Provided data =
•••

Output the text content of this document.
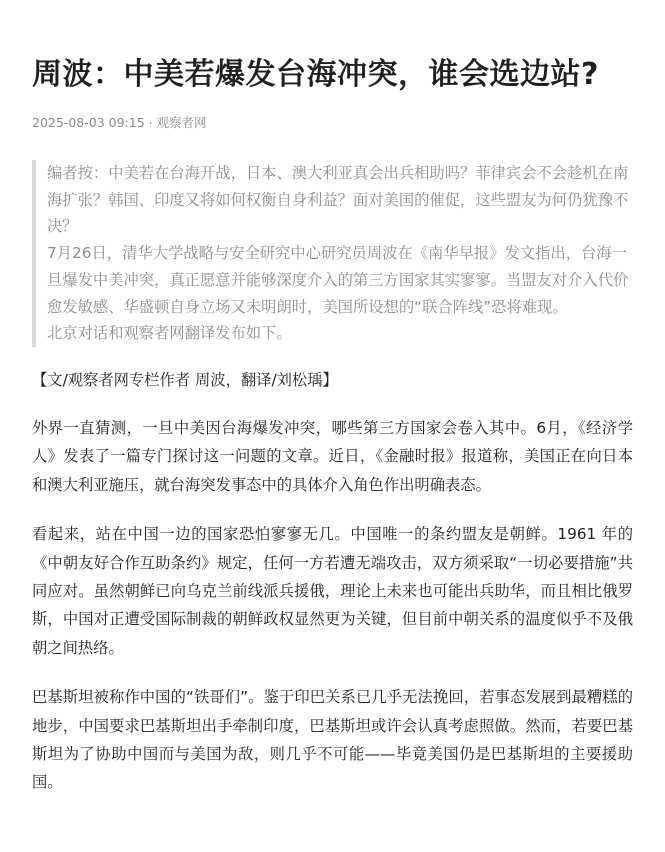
周波：中美若爆发台海冲突，谁会选边站?
2025-08-03 09:15 · 观察者网

编者按：中美若在台海开战，日本、澳大利亚真会出兵相助吗？菲律宾会不会趁机在南海扩张？韩国、印度又将如何权衡自身利益？面对美国的催促，这些盟友为何仍犹豫不决？

7月26日，清华大学战略与安全研究中心研究员周波在《南华早报》发文指出，台海一旦爆发中美冲突，真正愿意并能够深度介入的第三方国家其实寥寥。当盟友对介入代价愈发敏感、华盛顿自身立场又未明朗时，美国所设想的“联合阵线”恐将难现。

北京对话和观察者网翻译发布如下。

【文/观察者网专栏作者 周波，翻译/刘松瑀】

外界一直猜测，一旦中美因台海爆发冲突，哪些第三方国家会卷入其中。6月，《经济学人》发表了一篇专门探讨这一问题的文章。近日，《金融时报》报道称，美国正在向日本和澳大利亚施压，就台海突发事态中的具体介入角色作出明确表态。

看起来，站在中国一边的国家恐怕寥寥无几。中国唯一的条约盟友是朝鲜。1961 年的《中朝友好合作互助条约》规定，任何一方若遭无端攻击，双方须采取“一切必要措施”共同应对。虽然朝鲜已向乌克兰前线派兵援俄，理论上未来也可能出兵助华，而且相比俄罗斯，中国对正遭受国际制裁的朝鲜政权显然更为关键，但目前中朝关系的温度似乎不及俄朝之间热络。

巴基斯坦被称作中国的“铁哥们”。鉴于印巴关系已几乎无法挽回，若事态发展到最糟糕的地步，中国要求巴基斯坦出手牵制印度，巴基斯坦或许会认真考虑照做。然而，若要巴基斯坦为了协助中国而与美国为敌，则几乎不可能——毕竟美国仍是巴基斯坦的主要援助国。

•••

To be done = Go through the listing above and write it all out exactly, leaving out any picture.

Result of the task =
Output the text content of this document.
周波：中美若爆发台海冲突，谁会选边站?
2025-08-03 09:15 · 观察者网

编者按：中美若在台海开战，日本、澳大利亚真会出兵相助吗？菲律宾会不会趁机在南海扩张？韩国、印度又将如何权衡自身利益？面对美国的催促，这些盟友为何仍犹豫不决？

7月26日，清华大学战略与安全研究中心研究员周波在《南华早报》发文指出，台海一旦爆发中美冲突，真正愿意并能够深度介入的第三方国家其实寥寥。当盟友对介入代价愈发敏感、华盛顿自身立场又未明朗时，美国所设想的“联合阵线”恐将难现。

北京对话和观察者网翻译发布如下。

【文/观察者网专栏作者 周波，翻译/刘松瑀】

外界一直猜测，一旦中美因台海爆发冲突，哪些第三方国家会卷入其中。6月，《经济学人》发表了一篇专门探讨这一问题的文章。近日，《金融时报》报道称，美国正在向日本和澳大利亚施压，就台海突发事态中的具体介入角色作出明确表态。

看起来，站在中国一边的国家恐怕寥寥无几。中国唯一的条约盟友是朝鲜。1961 年的《中朝友好合作互助条约》规定，任何一方若遭无端攻击，双方须采取“一切必要措施”共同应对。虽然朝鲜已向乌克兰前线派兵援俄，理论上未来也可能出兵助华，而且相比俄罗斯，中国对正遭受国际制裁的朝鲜政权显然更为关键，但目前中朝关系的温度似乎不及俄朝之间热络。

巴基斯坦被称作中国的“铁哥们”。鉴于印巴关系已几乎无法挽回，若事态发展到最糟糕的地步，中国要求巴基斯坦出手牵制印度，巴基斯坦或许会认真考虑照做。然而，若要巴基斯坦为了协助中国而与美国为敌，则几乎不可能——毕竟美国仍是巴基斯坦的主要援助国。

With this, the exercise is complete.